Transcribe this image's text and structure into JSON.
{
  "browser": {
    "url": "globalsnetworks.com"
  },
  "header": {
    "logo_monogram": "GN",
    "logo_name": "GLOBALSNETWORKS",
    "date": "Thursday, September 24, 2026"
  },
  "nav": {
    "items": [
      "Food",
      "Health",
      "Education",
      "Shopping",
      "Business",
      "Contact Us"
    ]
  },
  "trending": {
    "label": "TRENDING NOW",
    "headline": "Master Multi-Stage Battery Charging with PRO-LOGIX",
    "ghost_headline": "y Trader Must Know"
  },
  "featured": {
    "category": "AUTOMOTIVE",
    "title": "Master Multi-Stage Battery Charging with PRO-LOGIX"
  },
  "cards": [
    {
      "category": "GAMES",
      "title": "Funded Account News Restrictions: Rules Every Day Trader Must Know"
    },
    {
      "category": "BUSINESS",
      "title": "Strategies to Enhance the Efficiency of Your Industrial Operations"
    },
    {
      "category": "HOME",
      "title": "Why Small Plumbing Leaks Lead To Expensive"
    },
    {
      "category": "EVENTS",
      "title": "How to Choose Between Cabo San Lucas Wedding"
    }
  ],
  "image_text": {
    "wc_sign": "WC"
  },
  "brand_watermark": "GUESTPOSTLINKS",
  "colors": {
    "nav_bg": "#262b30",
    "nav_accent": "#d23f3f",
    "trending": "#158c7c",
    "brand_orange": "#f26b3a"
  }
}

Do this: The records above should be duplicated in full, exactly as given.

Exercise solution:
Transcribe this image's text and structure into JSON.
{
  "browser": {
    "url": "globalsnetworks.com"
  },
  "header": {
    "logo_monogram": "GN",
    "logo_name": "GLOBALSNETWORKS",
    "date": "Thursday, September 24, 2026"
  },
  "nav": {
    "items": [
      "Food",
      "Health",
      "Education",
      "Shopping",
      "Business",
      "Contact Us"
    ]
  },
  "trending": {
    "label": "TRENDING NOW",
    "headline": "Master Multi-Stage Battery Charging with PRO-LOGIX",
    "ghost_headline": "y Trader Must Know"
  },
  "featured": {
    "category": "AUTOMOTIVE",
    "title": "Master Multi-Stage Battery Charging with PRO-LOGIX"
  },
  "cards": [
    {
      "category": "GAMES",
      "title": "Funded Account News Restrictions: Rules Every Day Trader Must Know"
    },
    {
      "category": "BUSINESS",
      "title": "Strategies to Enhance the Efficiency of Your Industrial Operations"
    },
    {
      "category": "HOME",
      "title": "Why Small Plumbing Leaks Lead To Expensive"
    },
    {
      "category": "EVENTS",
      "title": "How to Choose Between Cabo San Lucas Wedding"
    }
  ],
  "image_text": {
    "wc_sign": "WC"
  },
  "brand_watermark": "GUESTPOSTLINKS",
  "colors": {
    "nav_bg": "#262b30",
    "nav_accent": "#d23f3f",
    "trending": "#158c7c",
    "brand_orange": "#f26b3a"
  }
}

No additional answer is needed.